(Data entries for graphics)
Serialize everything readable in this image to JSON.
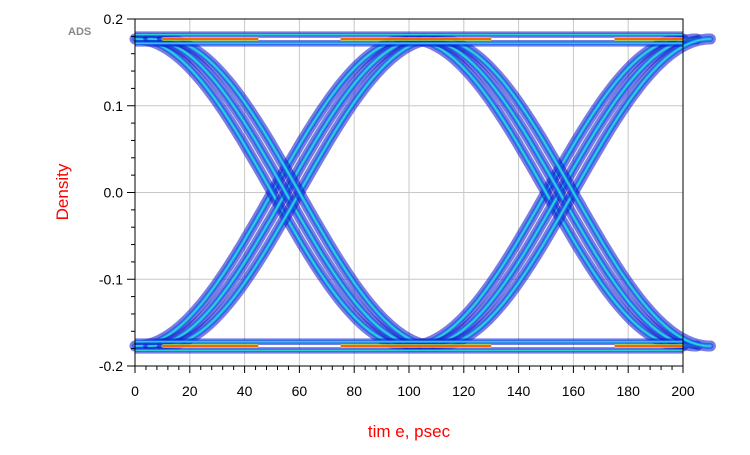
{
  "chart_data": {
    "type": "scatter",
    "watermark": "ADS",
    "title": "",
    "xlabel": "tim e, psec",
    "ylabel": "Density",
    "xlim": [
      0,
      200
    ],
    "ylim": [
      -0.2,
      0.2
    ],
    "x_ticks": [
      0,
      20,
      40,
      60,
      80,
      100,
      120,
      140,
      160,
      180,
      200
    ],
    "y_ticks": [
      -0.2,
      -0.1,
      0.0,
      0.1,
      0.2
    ],
    "y_tick_labels": [
      "-0.2",
      "-0.1",
      "0.0",
      "0.1",
      "0.2"
    ],
    "grid": true,
    "legend": "none",
    "eye_diagram": {
      "unit_interval_ps": 100,
      "crossing_times_ps": [
        55,
        155
      ],
      "high_level": 0.177,
      "low_level": -0.177,
      "rails": [
        0.172,
        0.182
      ],
      "crossing_spread_ps": [
        -5,
        0,
        5
      ]
    },
    "density_colors": [
      "#0a14c8",
      "#1e50f0",
      "#14b4f0",
      "#3cdcc8",
      "#c8e628",
      "#ff8c00",
      "#ff1e00"
    ],
    "label_color": "#ff0000",
    "axis_color": "#000000",
    "grid_color": "#c8c8c8"
  }
}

## THE PROBLEM
Leaving all pictures aside, quote each record exactly.

## THE SOLUTION
Serialize everything readable in this image to JSON.
{
  "chart_data": {
    "type": "scatter",
    "watermark": "ADS",
    "title": "",
    "xlabel": "tim e, psec",
    "ylabel": "Density",
    "xlim": [
      0,
      200
    ],
    "ylim": [
      -0.2,
      0.2
    ],
    "x_ticks": [
      0,
      20,
      40,
      60,
      80,
      100,
      120,
      140,
      160,
      180,
      200
    ],
    "y_ticks": [
      -0.2,
      -0.1,
      0.0,
      0.1,
      0.2
    ],
    "y_tick_labels": [
      "-0.2",
      "-0.1",
      "0.0",
      "0.1",
      "0.2"
    ],
    "grid": true,
    "legend": "none",
    "eye_diagram": {
      "unit_interval_ps": 100,
      "crossing_times_ps": [
        55,
        155
      ],
      "high_level": 0.177,
      "low_level": -0.177,
      "rails": [
        0.172,
        0.182
      ],
      "crossing_spread_ps": [
        -5,
        0,
        5
      ]
    },
    "density_colors": [
      "#0a14c8",
      "#1e50f0",
      "#14b4f0",
      "#3cdcc8",
      "#c8e628",
      "#ff8c00",
      "#ff1e00"
    ],
    "label_color": "#ff0000",
    "axis_color": "#000000",
    "grid_color": "#c8c8c8"
  }
}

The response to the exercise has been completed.